■ **Exercise goal**: Drop the pictures from the entries below, then reproduce the rest exactly.

— start of Data for the task —

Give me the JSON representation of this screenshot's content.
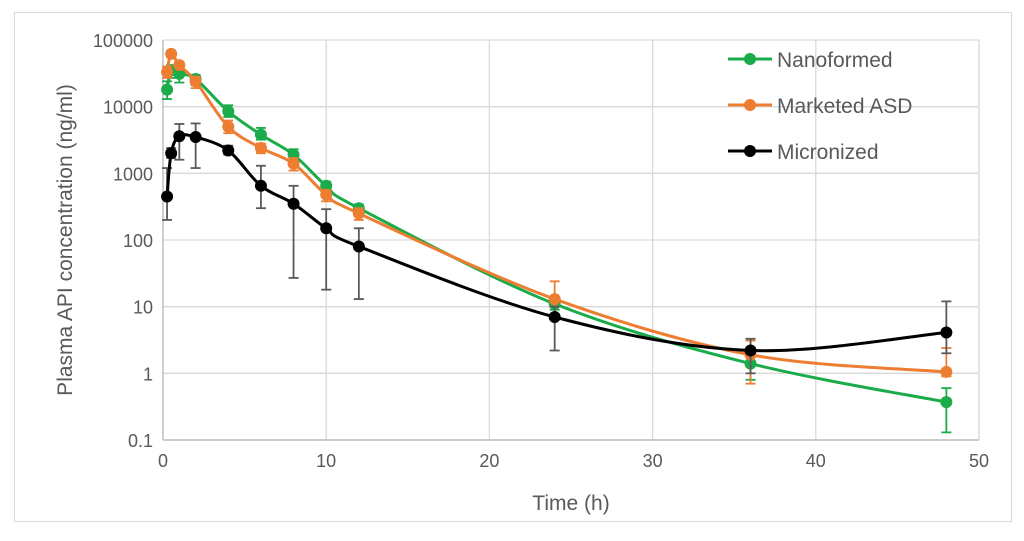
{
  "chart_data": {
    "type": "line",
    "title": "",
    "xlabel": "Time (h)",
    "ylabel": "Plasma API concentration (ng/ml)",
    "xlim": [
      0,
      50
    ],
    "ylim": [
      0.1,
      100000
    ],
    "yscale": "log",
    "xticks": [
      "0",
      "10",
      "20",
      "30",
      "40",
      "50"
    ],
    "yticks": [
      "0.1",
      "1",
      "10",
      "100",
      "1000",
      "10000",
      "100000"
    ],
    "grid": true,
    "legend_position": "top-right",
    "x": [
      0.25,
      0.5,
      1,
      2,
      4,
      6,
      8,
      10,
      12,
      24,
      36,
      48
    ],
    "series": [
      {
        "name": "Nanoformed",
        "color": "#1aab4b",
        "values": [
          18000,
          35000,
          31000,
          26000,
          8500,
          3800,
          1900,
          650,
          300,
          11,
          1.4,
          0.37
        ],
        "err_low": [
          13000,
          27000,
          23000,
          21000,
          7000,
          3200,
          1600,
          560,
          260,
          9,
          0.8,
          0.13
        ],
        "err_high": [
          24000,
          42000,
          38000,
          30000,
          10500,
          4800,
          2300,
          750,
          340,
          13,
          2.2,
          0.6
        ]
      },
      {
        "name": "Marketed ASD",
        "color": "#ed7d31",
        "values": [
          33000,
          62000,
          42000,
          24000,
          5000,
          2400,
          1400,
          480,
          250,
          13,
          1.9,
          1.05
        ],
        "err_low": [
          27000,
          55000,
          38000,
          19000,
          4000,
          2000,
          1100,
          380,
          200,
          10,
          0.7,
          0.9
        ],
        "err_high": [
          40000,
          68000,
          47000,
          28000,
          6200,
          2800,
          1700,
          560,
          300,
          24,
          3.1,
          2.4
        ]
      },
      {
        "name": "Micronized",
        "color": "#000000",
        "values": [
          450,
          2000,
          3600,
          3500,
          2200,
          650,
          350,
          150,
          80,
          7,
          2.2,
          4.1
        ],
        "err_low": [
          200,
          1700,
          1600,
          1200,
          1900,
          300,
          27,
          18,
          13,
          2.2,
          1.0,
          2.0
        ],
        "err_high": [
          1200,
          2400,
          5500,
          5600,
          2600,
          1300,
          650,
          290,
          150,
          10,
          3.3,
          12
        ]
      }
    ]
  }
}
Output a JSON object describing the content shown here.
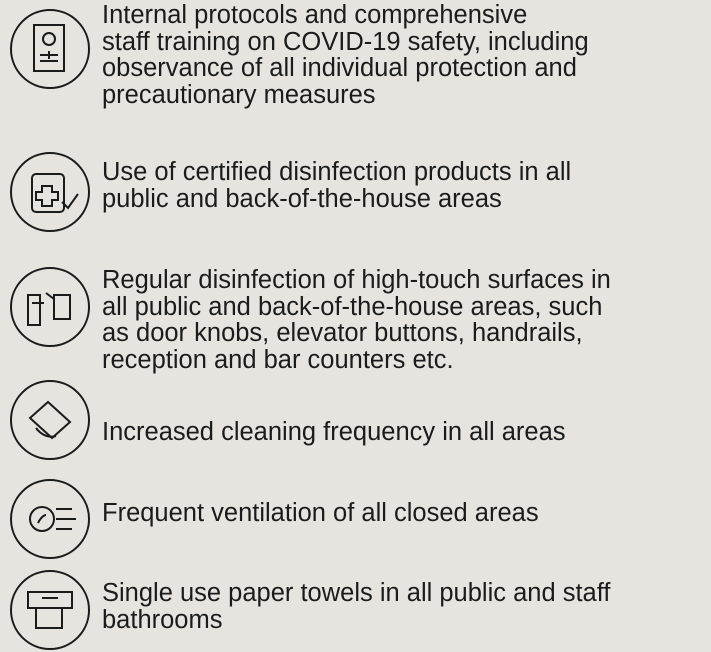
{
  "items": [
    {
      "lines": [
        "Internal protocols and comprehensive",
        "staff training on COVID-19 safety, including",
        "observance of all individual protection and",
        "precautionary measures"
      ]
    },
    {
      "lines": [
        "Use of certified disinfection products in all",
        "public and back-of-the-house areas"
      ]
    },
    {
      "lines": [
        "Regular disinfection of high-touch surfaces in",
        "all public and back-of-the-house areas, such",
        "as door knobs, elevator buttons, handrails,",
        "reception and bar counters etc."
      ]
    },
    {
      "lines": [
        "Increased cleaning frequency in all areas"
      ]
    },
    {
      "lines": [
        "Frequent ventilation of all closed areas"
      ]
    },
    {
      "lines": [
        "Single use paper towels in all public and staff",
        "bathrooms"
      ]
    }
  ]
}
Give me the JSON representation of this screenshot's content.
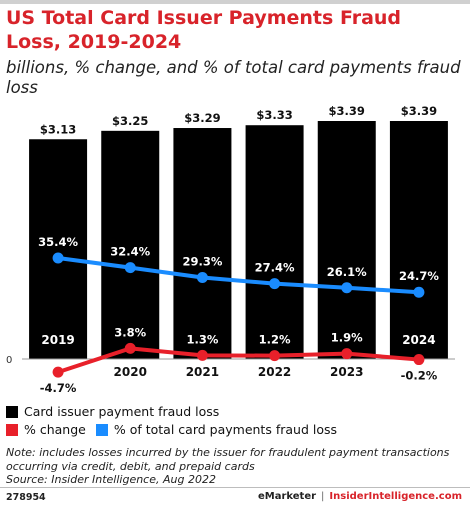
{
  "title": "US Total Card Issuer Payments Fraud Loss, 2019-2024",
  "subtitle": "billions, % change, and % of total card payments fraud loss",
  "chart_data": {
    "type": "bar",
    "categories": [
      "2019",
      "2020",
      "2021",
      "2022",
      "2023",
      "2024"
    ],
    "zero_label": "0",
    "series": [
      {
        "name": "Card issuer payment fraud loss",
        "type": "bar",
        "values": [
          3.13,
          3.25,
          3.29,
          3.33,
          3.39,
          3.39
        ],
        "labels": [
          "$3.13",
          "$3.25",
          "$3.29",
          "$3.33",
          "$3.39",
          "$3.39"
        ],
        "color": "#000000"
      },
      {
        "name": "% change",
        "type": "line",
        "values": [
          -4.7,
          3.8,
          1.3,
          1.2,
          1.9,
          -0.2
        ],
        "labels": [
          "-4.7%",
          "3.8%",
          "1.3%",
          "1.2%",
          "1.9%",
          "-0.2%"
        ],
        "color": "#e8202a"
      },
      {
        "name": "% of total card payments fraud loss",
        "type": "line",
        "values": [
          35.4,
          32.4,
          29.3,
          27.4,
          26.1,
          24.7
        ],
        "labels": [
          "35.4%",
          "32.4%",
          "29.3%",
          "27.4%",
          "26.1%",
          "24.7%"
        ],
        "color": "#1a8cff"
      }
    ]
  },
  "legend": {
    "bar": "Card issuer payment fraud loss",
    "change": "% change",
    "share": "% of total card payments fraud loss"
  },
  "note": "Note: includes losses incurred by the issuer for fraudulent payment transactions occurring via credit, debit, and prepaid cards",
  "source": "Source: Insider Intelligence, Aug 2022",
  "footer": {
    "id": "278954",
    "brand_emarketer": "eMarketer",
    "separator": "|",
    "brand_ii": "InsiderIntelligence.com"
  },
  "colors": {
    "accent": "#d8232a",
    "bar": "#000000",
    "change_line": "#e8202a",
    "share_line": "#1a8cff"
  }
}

— end of Data for the task —

■ **Reply**:
Give me the JSON representation of this screenshot's content.
{
  "chart_data": {
    "type": "line",
    "title": "",
    "xlabel": "Time (h)",
    "ylabel": "Plasma API concentration (ng/ml)",
    "xlim": [
      0,
      50
    ],
    "ylim": [
      0.1,
      100000
    ],
    "yscale": "log",
    "xticks": [
      "0",
      "10",
      "20",
      "30",
      "40",
      "50"
    ],
    "yticks": [
      "0.1",
      "1",
      "10",
      "100",
      "1000",
      "10000",
      "100000"
    ],
    "grid": true,
    "legend_position": "top-right",
    "x": [
      0.25,
      0.5,
      1,
      2,
      4,
      6,
      8,
      10,
      12,
      24,
      36,
      48
    ],
    "series": [
      {
        "name": "Nanoformed",
        "color": "#1aab4b",
        "values": [
          18000,
          35000,
          31000,
          26000,
          8500,
          3800,
          1900,
          650,
          300,
          11,
          1.4,
          0.37
        ],
        "err_low": [
          13000,
          27000,
          23000,
          21000,
          7000,
          3200,
          1600,
          560,
          260,
          9,
          0.8,
          0.13
        ],
        "err_high": [
          24000,
          42000,
          38000,
          30000,
          10500,
          4800,
          2300,
          750,
          340,
          13,
          2.2,
          0.6
        ]
      },
      {
        "name": "Marketed ASD",
        "color": "#ed7d31",
        "values": [
          33000,
          62000,
          42000,
          24000,
          5000,
          2400,
          1400,
          480,
          250,
          13,
          1.9,
          1.05
        ],
        "err_low": [
          27000,
          55000,
          38000,
          19000,
          4000,
          2000,
          1100,
          380,
          200,
          10,
          0.7,
          0.9
        ],
        "err_high": [
          40000,
          68000,
          47000,
          28000,
          6200,
          2800,
          1700,
          560,
          300,
          24,
          3.1,
          2.4
        ]
      },
      {
        "name": "Micronized",
        "color": "#000000",
        "values": [
          450,
          2000,
          3600,
          3500,
          2200,
          650,
          350,
          150,
          80,
          7,
          2.2,
          4.1
        ],
        "err_low": [
          200,
          1700,
          1600,
          1200,
          1900,
          300,
          27,
          18,
          13,
          2.2,
          1.0,
          2.0
        ],
        "err_high": [
          1200,
          2400,
          5500,
          5600,
          2600,
          1300,
          650,
          290,
          150,
          10,
          3.3,
          12
        ]
      }
    ]
  }
}
Output a JSON object describing the content shown here.
{
  "items": [
    {
      "lines": [
        "Internal protocols and comprehensive",
        "staff training on COVID-19 safety, including",
        "observance of all individual protection and",
        "precautionary measures"
      ]
    },
    {
      "lines": [
        "Use of certified disinfection products in all",
        "public and back-of-the-house areas"
      ]
    },
    {
      "lines": [
        "Regular disinfection of high-touch surfaces in",
        "all public and back-of-the-house areas, such",
        "as door knobs, elevator buttons, handrails,",
        "reception and bar counters etc."
      ]
    },
    {
      "lines": [
        "Increased cleaning frequency in all areas"
      ]
    },
    {
      "lines": [
        "Frequent ventilation of all closed areas"
      ]
    },
    {
      "lines": [
        "Single use paper towels in all public and staff",
        "bathrooms"
      ]
    }
  ]
}
Give me the JSON representation of this screenshot's content.
{
  "title": "US Total Card Issuer Payments Fraud Loss, 2019-2024",
  "subtitle": "billions, % change, and % of total card payments fraud loss",
  "chart_data": {
    "type": "bar",
    "categories": [
      "2019",
      "2020",
      "2021",
      "2022",
      "2023",
      "2024"
    ],
    "zero_label": "0",
    "series": [
      {
        "name": "Card issuer payment fraud loss",
        "type": "bar",
        "values": [
          3.13,
          3.25,
          3.29,
          3.33,
          3.39,
          3.39
        ],
        "labels": [
          "$3.13",
          "$3.25",
          "$3.29",
          "$3.33",
          "$3.39",
          "$3.39"
        ],
        "color": "#000000"
      },
      {
        "name": "% change",
        "type": "line",
        "values": [
          -4.7,
          3.8,
          1.3,
          1.2,
          1.9,
          -0.2
        ],
        "labels": [
          "-4.7%",
          "3.8%",
          "1.3%",
          "1.2%",
          "1.9%",
          "-0.2%"
        ],
        "color": "#e8202a"
      },
      {
        "name": "% of total card payments fraud loss",
        "type": "line",
        "values": [
          35.4,
          32.4,
          29.3,
          27.4,
          26.1,
          24.7
        ],
        "labels": [
          "35.4%",
          "32.4%",
          "29.3%",
          "27.4%",
          "26.1%",
          "24.7%"
        ],
        "color": "#1a8cff"
      }
    ]
  },
  "legend": {
    "bar": "Card issuer payment fraud loss",
    "change": "% change",
    "share": "% of total card payments fraud loss"
  },
  "note": "Note: includes losses incurred by the issuer for fraudulent payment transactions occurring via credit, debit, and prepaid cards",
  "source": "Source: Insider Intelligence, Aug 2022",
  "footer": {
    "id": "278954",
    "brand_emarketer": "eMarketer",
    "separator": "|",
    "brand_ii": "InsiderIntelligence.com"
  },
  "colors": {
    "accent": "#d8232a",
    "bar": "#000000",
    "change_line": "#e8202a",
    "share_line": "#1a8cff"
  }
}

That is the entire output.